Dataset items
_ _ _
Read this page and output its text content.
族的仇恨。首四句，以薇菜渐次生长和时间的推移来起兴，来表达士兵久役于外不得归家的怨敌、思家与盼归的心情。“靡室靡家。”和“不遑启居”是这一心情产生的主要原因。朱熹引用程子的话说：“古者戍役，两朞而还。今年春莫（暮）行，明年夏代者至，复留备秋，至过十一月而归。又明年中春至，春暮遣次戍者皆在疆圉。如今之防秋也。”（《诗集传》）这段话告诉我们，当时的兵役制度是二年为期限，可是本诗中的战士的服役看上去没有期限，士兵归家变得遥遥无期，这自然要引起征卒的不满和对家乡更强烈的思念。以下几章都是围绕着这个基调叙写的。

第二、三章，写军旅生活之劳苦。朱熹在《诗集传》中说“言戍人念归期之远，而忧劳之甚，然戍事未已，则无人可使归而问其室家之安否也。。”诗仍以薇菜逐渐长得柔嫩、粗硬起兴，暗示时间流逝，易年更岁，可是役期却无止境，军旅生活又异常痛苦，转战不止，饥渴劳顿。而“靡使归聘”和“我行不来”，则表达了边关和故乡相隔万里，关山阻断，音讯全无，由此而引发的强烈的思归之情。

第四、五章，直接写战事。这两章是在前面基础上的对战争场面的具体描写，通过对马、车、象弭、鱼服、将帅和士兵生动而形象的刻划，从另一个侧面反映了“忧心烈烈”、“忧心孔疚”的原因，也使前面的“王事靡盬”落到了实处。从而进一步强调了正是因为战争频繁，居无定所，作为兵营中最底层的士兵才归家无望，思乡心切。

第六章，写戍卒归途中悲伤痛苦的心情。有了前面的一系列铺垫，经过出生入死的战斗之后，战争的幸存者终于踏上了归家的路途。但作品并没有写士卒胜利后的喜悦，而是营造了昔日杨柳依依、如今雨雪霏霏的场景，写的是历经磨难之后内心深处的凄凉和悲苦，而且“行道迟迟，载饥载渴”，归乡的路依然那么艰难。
_ _ _
• _Short task_: Reproduce the complete data exactly as presented above.

• _Reply_:
Read this page and output its text content.
族的仇恨。首四句，以薇菜渐次生长和时间的推移来起兴，来表达士兵久役于外不得归家的怨敌、思家与盼归的心情。“靡室靡家。”和“不遑启居”是这一心情产生的主要原因。朱熹引用程子的话说：“古者戍役，两朞而还。今年春莫（暮）行，明年夏代者至，复留备秋，至过十一月而归。又明年中春至，春暮遣次戍者皆在疆圉。如今之防秋也。”（《诗集传》）这段话告诉我们，当时的兵役制度是二年为期限，可是本诗中的战士的服役看上去没有期限，士兵归家变得遥遥无期，这自然要引起征卒的不满和对家乡更强烈的思念。以下几章都是围绕着这个基调叙写的。

第二、三章，写军旅生活之劳苦。朱熹在《诗集传》中说“言戍人念归期之远，而忧劳之甚，然戍事未已，则无人可使归而问其室家之安否也。。”诗仍以薇菜逐渐长得柔嫩、粗硬起兴，暗示时间流逝，易年更岁，可是役期却无止境，军旅生活又异常痛苦，转战不止，饥渴劳顿。而“靡使归聘”和“我行不来”，则表达了边关和故乡相隔万里，关山阻断，音讯全无，由此而引发的强烈的思归之情。

第四、五章，直接写战事。这两章是在前面基础上的对战争场面的具体描写，通过对马、车、象弭、鱼服、将帅和士兵生动而形象的刻划，从另一个侧面反映了“忧心烈烈”、“忧心孔疚”的原因，也使前面的“王事靡盬”落到了实处。从而进一步强调了正是因为战争频繁，居无定所，作为兵营中最底层的士兵才归家无望，思乡心切。

第六章，写戍卒归途中悲伤痛苦的心情。有了前面的一系列铺垫，经过出生入死的战斗之后，战争的幸存者终于踏上了归家的路途。但作品并没有写士卒胜利后的喜悦，而是营造了昔日杨柳依依、如今雨雪霏霏的场景，写的是历经磨难之后内心深处的凄凉和悲苦，而且“行道迟迟，载饥载渴”，归乡的路依然那么艰难。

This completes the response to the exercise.